* _AIM_: Reproduce character for character the entries that start at the line containing "- Point: [233, 645, 256, 659]" and continue through the line containing "- Point: [586, 632, 609, 647]", including both of those lines.

#### DATASET RECORDS ####

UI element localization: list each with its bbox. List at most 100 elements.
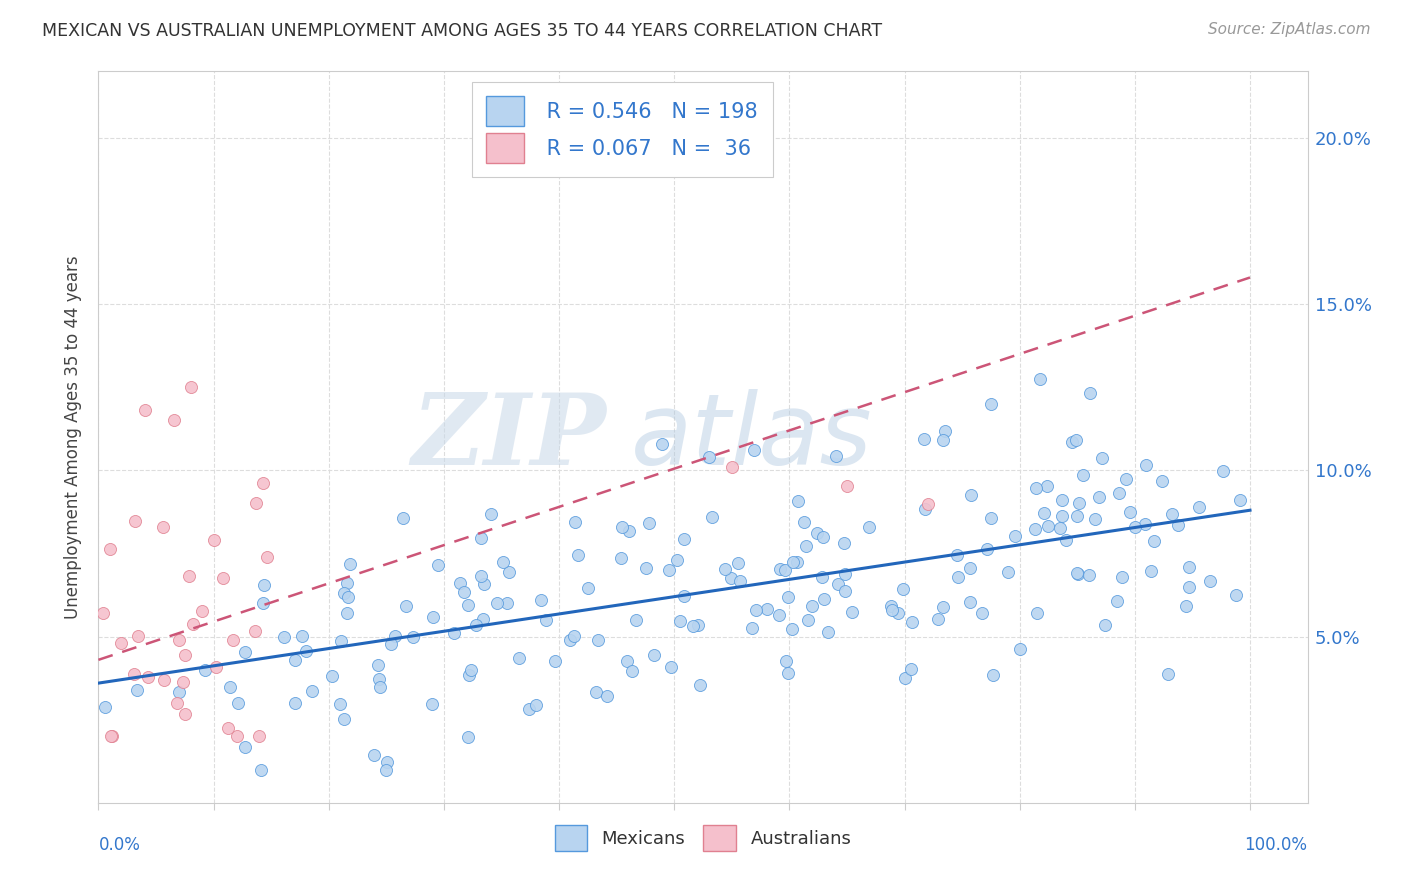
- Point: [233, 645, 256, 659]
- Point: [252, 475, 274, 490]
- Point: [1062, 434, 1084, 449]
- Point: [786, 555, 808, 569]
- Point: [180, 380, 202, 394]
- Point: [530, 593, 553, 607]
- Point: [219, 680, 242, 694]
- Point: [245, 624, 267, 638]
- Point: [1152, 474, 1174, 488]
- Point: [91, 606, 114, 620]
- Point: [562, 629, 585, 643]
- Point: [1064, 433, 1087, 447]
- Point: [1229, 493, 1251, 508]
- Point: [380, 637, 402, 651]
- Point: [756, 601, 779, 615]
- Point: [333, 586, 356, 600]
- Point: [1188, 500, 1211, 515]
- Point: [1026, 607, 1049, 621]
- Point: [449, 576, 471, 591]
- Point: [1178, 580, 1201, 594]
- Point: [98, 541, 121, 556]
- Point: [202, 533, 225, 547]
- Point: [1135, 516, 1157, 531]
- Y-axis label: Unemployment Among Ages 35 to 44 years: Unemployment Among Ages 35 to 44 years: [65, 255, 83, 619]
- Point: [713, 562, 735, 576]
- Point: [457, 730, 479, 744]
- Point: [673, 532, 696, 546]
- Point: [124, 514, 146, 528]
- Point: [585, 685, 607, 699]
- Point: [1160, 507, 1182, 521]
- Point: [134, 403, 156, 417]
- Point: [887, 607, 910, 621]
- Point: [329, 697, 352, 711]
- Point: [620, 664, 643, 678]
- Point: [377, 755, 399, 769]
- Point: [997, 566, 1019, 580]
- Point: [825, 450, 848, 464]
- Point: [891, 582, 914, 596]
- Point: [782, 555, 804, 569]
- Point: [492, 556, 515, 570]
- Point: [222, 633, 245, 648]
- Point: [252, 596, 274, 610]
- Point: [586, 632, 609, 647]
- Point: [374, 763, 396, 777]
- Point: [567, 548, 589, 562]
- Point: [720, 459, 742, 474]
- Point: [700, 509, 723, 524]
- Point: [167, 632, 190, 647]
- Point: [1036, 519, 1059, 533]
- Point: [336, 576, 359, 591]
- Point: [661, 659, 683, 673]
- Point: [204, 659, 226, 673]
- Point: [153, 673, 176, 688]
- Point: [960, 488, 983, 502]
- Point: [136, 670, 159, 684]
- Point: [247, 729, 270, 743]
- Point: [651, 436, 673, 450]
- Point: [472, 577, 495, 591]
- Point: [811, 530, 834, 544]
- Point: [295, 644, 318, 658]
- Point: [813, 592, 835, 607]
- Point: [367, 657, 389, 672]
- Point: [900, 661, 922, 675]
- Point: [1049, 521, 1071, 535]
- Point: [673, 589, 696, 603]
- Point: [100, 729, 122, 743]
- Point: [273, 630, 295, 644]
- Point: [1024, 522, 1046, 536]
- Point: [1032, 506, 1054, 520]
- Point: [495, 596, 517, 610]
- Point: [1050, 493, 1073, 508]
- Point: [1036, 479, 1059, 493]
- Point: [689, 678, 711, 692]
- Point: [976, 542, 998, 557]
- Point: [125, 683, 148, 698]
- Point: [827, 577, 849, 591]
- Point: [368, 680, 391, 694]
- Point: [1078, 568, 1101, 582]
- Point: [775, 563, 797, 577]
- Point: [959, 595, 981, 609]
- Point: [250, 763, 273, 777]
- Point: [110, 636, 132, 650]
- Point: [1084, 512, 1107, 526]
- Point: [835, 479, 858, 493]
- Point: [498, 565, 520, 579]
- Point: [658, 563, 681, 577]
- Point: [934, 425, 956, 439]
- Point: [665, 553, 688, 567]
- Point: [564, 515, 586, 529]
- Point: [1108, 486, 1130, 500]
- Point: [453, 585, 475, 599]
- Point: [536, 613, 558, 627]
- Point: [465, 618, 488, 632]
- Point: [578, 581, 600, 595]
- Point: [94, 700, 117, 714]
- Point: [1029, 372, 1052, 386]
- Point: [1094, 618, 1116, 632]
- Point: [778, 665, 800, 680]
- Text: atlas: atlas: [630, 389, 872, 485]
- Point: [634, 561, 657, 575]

####

* _RESULT FOR THIS EXERCISE_:
- Point: [233, 645, 256, 659]
- Point: [252, 475, 274, 490]
- Point: [1062, 434, 1084, 449]
- Point: [786, 555, 808, 569]
- Point: [180, 380, 202, 394]
- Point: [530, 593, 553, 607]
- Point: [219, 680, 242, 694]
- Point: [245, 624, 267, 638]
- Point: [1152, 474, 1174, 488]
- Point: [91, 606, 114, 620]
- Point: [562, 629, 585, 643]
- Point: [1064, 433, 1087, 447]
- Point: [1229, 493, 1251, 508]
- Point: [380, 637, 402, 651]
- Point: [756, 601, 779, 615]
- Point: [333, 586, 356, 600]
- Point: [1188, 500, 1211, 515]
- Point: [1026, 607, 1049, 621]
- Point: [449, 576, 471, 591]
- Point: [1178, 580, 1201, 594]
- Point: [98, 541, 121, 556]
- Point: [202, 533, 225, 547]
- Point: [1135, 516, 1157, 531]
- Y-axis label: Unemployment Among Ages 35 to 44 years: Unemployment Among Ages 35 to 44 years: [65, 255, 83, 619]
- Point: [713, 562, 735, 576]
- Point: [457, 730, 479, 744]
- Point: [673, 532, 696, 546]
- Point: [124, 514, 146, 528]
- Point: [585, 685, 607, 699]
- Point: [1160, 507, 1182, 521]
- Point: [134, 403, 156, 417]
- Point: [887, 607, 910, 621]
- Point: [329, 697, 352, 711]
- Point: [620, 664, 643, 678]
- Point: [377, 755, 399, 769]
- Point: [997, 566, 1019, 580]
- Point: [825, 450, 848, 464]
- Point: [891, 582, 914, 596]
- Point: [782, 555, 804, 569]
- Point: [492, 556, 515, 570]
- Point: [222, 633, 245, 648]
- Point: [252, 596, 274, 610]
- Point: [586, 632, 609, 647]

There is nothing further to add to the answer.